## START

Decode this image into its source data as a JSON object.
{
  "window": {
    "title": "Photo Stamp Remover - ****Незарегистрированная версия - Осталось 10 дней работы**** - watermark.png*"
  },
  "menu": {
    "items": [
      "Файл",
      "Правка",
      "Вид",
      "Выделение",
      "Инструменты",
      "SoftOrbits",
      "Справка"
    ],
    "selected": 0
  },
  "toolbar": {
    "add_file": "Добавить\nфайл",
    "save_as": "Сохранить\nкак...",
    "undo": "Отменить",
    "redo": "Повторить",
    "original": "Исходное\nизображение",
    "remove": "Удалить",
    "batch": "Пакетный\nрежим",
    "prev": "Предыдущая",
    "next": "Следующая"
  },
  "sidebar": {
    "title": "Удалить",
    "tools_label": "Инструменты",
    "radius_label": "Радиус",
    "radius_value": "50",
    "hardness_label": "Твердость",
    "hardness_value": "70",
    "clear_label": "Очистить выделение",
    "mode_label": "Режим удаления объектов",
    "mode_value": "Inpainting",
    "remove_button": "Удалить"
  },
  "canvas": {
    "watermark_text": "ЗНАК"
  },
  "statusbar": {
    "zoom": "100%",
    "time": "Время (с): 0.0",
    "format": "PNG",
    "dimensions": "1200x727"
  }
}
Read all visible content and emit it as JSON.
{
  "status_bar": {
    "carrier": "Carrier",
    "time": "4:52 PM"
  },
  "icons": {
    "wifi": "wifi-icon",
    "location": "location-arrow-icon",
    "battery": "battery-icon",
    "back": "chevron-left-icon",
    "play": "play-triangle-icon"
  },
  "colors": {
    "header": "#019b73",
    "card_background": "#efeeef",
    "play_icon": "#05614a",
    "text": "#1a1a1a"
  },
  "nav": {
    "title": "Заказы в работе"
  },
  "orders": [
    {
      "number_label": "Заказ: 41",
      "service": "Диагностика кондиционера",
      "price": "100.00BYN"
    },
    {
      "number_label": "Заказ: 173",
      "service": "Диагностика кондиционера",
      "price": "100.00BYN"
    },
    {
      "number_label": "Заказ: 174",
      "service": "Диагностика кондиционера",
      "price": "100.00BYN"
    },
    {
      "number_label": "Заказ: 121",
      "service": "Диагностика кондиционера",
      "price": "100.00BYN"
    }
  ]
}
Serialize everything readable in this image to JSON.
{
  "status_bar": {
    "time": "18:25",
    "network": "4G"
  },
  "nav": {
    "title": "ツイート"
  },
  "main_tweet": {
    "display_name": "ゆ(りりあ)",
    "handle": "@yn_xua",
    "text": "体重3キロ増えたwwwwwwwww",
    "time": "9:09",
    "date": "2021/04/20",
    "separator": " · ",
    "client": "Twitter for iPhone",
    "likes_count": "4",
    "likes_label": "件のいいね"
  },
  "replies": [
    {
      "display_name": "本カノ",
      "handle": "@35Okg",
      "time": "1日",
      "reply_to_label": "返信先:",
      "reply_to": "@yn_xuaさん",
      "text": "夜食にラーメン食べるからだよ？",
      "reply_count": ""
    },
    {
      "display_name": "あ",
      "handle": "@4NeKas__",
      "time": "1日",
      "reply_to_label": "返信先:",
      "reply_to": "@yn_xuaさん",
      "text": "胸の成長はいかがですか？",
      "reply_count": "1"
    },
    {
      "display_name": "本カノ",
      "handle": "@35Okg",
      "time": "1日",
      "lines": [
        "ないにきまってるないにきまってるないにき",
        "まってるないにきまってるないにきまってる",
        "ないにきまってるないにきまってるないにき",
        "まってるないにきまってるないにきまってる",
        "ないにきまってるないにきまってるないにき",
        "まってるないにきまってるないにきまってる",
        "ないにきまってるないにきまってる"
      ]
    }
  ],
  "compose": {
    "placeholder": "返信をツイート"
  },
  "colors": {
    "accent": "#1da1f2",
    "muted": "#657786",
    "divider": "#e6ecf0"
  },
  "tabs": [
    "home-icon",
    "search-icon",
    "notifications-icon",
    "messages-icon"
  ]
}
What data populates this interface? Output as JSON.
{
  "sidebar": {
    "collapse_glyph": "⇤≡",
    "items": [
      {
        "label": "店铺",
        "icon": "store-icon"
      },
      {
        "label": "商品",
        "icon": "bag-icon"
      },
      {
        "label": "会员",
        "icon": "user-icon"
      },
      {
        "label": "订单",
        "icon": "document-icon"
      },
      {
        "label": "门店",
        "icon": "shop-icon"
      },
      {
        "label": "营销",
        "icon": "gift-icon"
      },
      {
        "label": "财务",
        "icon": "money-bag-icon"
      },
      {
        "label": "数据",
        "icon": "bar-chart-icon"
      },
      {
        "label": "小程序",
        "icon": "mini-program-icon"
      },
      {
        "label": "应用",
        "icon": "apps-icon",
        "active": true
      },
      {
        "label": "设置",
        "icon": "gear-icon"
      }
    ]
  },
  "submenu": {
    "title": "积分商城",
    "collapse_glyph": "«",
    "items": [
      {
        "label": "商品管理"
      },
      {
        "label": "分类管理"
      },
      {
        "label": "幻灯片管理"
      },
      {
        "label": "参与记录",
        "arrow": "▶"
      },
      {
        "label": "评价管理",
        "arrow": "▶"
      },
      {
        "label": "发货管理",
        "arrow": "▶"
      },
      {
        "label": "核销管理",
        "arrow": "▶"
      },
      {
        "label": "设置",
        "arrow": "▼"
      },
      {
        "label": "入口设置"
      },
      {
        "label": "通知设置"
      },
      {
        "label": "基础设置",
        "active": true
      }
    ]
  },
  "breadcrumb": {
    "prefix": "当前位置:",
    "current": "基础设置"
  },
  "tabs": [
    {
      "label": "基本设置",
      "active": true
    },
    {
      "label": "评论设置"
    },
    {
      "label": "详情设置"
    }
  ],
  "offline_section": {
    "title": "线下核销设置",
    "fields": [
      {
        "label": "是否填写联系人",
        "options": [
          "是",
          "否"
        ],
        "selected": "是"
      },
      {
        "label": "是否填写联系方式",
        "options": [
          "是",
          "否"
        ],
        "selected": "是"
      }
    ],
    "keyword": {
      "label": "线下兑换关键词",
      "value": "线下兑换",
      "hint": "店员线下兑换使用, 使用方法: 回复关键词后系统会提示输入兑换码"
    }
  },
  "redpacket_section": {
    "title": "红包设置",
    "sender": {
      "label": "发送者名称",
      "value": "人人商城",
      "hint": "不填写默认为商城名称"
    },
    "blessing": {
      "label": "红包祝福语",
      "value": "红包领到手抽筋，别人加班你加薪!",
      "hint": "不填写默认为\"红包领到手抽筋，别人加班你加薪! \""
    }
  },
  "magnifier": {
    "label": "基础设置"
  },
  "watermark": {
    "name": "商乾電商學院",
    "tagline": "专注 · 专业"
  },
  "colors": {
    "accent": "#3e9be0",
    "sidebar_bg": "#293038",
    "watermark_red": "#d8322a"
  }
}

## END

Work instructions —
Where a line above includes "红包领到手抽筋", copy that line.

Written response —
      "value": "红包领到手抽筋，别人加班你加薪!",
      "hint": "不填写默认为\"红包领到手抽筋，别人加班你加薪! \""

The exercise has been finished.